- What is asked -
Exclude the pictures, then copy all remaining records exactly.

- Recorded data -
• • • •

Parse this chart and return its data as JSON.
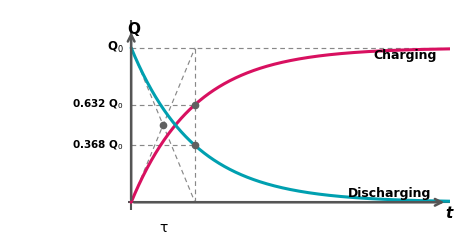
{
  "background_color": "#ffffff",
  "charging_color": "#d81060",
  "discharging_color": "#00a0b0",
  "dashed_color": "#888888",
  "dot_color": "#606060",
  "axis_color": "#555555",
  "tau_value": 1.0,
  "t_max": 5.0,
  "Q0": 1.0,
  "Q0_label": "Q$_0$",
  "tau_label": "τ",
  "t_label": "t",
  "Q_label": "Q",
  "charging_label": "Charging",
  "discharging_label": "Discharging",
  "Q632_label": "0.632 Q$_0$",
  "Q368_label": "0.368 Q$_0$",
  "figsize": [
    4.74,
    2.5
  ],
  "dpi": 100
}
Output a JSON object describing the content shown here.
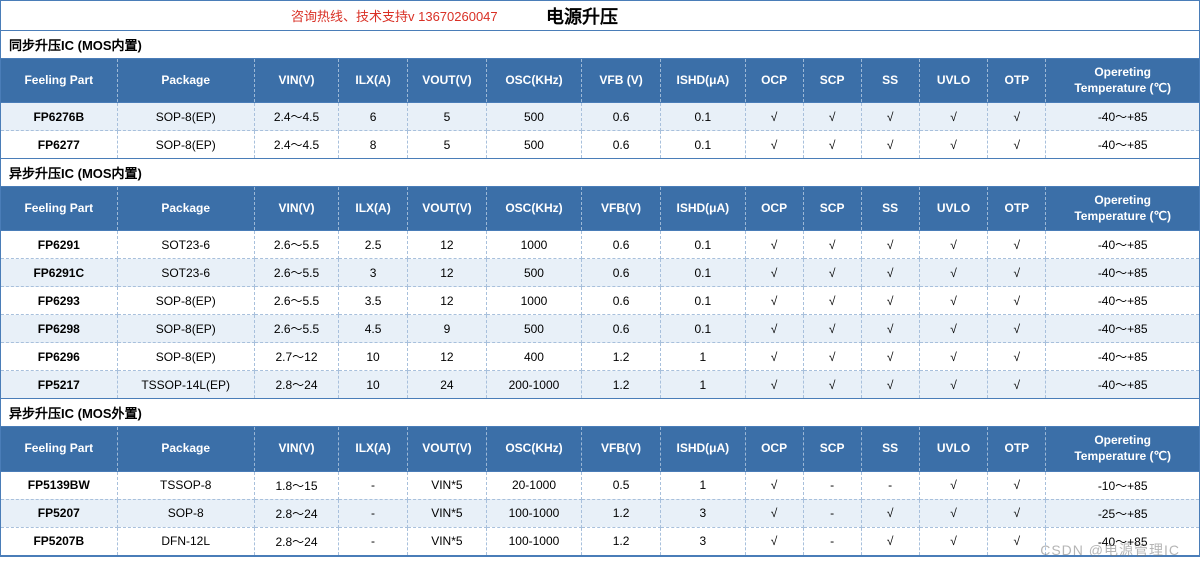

• • • •

- Task solution -
Parse this chart and return its data as JSON.
{
  "background_color": "#ffffff",
  "charging_color": "#d81060",
  "discharging_color": "#00a0b0",
  "dashed_color": "#888888",
  "dot_color": "#606060",
  "axis_color": "#555555",
  "tau_value": 1.0,
  "t_max": 5.0,
  "Q0": 1.0,
  "Q0_label": "Q$_0$",
  "tau_label": "τ",
  "t_label": "t",
  "Q_label": "Q",
  "charging_label": "Charging",
  "discharging_label": "Discharging",
  "Q632_label": "0.632 Q$_0$",
  "Q368_label": "0.368 Q$_0$",
  "figsize": [
    4.74,
    2.5
  ],
  "dpi": 100
}
Output a JSON object describing the content shown here.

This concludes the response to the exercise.